## Exercise instructions
Give the lines of the records from the one with "usage-row-voice-calls[interactable]: Voice calls" to the one with "usage-label: Android OS [308, 358, 371, 372]" as a Markdown table with the columns Number and Record line, skipping blank lines.
━━━ Information shown
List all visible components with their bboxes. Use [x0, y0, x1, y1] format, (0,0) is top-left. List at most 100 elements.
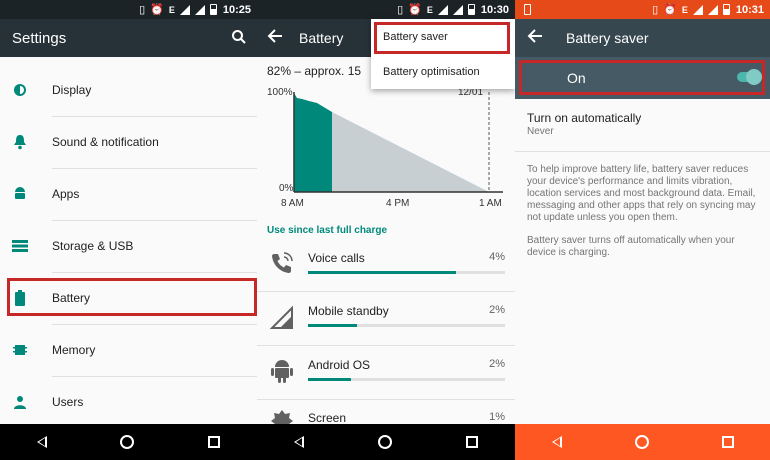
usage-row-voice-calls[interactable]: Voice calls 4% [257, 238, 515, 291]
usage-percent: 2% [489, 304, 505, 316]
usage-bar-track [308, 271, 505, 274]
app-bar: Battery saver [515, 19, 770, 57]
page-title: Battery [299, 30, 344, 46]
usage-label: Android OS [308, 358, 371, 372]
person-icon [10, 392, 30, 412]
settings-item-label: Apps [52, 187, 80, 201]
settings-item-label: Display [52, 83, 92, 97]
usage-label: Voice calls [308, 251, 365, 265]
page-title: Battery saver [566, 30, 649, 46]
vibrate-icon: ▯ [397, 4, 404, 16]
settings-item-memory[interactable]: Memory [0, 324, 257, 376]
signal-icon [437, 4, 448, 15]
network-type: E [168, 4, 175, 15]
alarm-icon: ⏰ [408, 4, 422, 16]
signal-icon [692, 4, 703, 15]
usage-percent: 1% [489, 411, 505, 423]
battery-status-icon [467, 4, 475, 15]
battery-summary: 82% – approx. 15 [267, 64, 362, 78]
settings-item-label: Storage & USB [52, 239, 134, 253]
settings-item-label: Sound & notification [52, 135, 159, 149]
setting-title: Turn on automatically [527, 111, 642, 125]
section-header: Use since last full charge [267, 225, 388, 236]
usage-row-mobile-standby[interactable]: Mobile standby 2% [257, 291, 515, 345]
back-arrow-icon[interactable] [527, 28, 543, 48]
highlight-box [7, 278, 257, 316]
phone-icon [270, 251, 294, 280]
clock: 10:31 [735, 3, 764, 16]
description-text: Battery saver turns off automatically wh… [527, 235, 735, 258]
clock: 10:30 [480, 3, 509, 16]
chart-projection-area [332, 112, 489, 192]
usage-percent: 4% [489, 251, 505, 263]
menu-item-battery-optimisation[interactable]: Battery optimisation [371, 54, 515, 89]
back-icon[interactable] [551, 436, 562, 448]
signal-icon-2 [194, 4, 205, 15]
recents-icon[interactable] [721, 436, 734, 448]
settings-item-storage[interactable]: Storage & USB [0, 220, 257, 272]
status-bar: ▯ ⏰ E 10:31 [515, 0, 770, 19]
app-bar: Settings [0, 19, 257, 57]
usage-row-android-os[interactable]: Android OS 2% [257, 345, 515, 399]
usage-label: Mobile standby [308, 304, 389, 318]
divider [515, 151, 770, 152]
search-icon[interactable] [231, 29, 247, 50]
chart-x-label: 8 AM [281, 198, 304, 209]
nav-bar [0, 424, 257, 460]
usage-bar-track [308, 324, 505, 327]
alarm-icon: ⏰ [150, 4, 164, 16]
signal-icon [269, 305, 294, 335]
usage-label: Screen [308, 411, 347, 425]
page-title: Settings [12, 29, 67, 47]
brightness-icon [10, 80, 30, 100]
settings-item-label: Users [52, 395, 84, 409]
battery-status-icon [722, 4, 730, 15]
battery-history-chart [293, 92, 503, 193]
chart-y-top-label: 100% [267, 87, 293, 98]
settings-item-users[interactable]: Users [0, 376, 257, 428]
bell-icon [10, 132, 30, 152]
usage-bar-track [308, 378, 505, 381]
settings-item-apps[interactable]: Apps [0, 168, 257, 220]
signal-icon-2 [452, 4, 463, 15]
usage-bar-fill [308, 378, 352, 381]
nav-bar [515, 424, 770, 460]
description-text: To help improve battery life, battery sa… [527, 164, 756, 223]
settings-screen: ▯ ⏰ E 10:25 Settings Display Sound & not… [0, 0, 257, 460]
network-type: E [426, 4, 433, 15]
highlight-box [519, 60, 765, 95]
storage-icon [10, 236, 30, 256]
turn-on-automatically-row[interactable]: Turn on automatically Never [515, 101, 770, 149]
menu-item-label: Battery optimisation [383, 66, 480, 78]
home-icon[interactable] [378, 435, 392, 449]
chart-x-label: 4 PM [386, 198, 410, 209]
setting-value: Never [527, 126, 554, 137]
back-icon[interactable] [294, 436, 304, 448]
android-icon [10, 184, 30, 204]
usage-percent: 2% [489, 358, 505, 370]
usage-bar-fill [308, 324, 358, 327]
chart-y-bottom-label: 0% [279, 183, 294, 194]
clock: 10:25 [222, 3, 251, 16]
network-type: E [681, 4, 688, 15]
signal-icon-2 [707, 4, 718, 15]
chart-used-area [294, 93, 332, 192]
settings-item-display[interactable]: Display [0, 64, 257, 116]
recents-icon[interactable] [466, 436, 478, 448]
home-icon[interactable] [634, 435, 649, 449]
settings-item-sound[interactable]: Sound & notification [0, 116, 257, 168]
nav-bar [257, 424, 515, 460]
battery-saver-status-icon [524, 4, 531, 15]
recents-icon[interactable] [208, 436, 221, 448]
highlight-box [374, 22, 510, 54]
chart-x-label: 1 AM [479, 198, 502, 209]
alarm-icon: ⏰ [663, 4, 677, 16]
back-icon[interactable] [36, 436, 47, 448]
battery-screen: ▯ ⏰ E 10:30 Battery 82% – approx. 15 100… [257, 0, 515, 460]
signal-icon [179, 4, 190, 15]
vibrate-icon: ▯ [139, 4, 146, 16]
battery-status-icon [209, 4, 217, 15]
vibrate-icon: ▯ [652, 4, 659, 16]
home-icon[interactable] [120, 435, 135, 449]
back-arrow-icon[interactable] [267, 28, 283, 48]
━━━━━━
## Solved problem
| Number | Record line |
|---|---|
| 1 | usage-row-voice-calls[interactable]: Voice calls 4% [257, 238, 515, 291] |
| 2 | usage-percent: 2% [489, 304, 505, 316] |
| 3 | usage-bar-track [308, 271, 505, 274] |
| 4 | app-bar: Battery saver [515, 19, 770, 57] |
| 5 | page-title: Battery [299, 30, 344, 46] |
| 6 | usage-label: Android OS [308, 358, 371, 372] |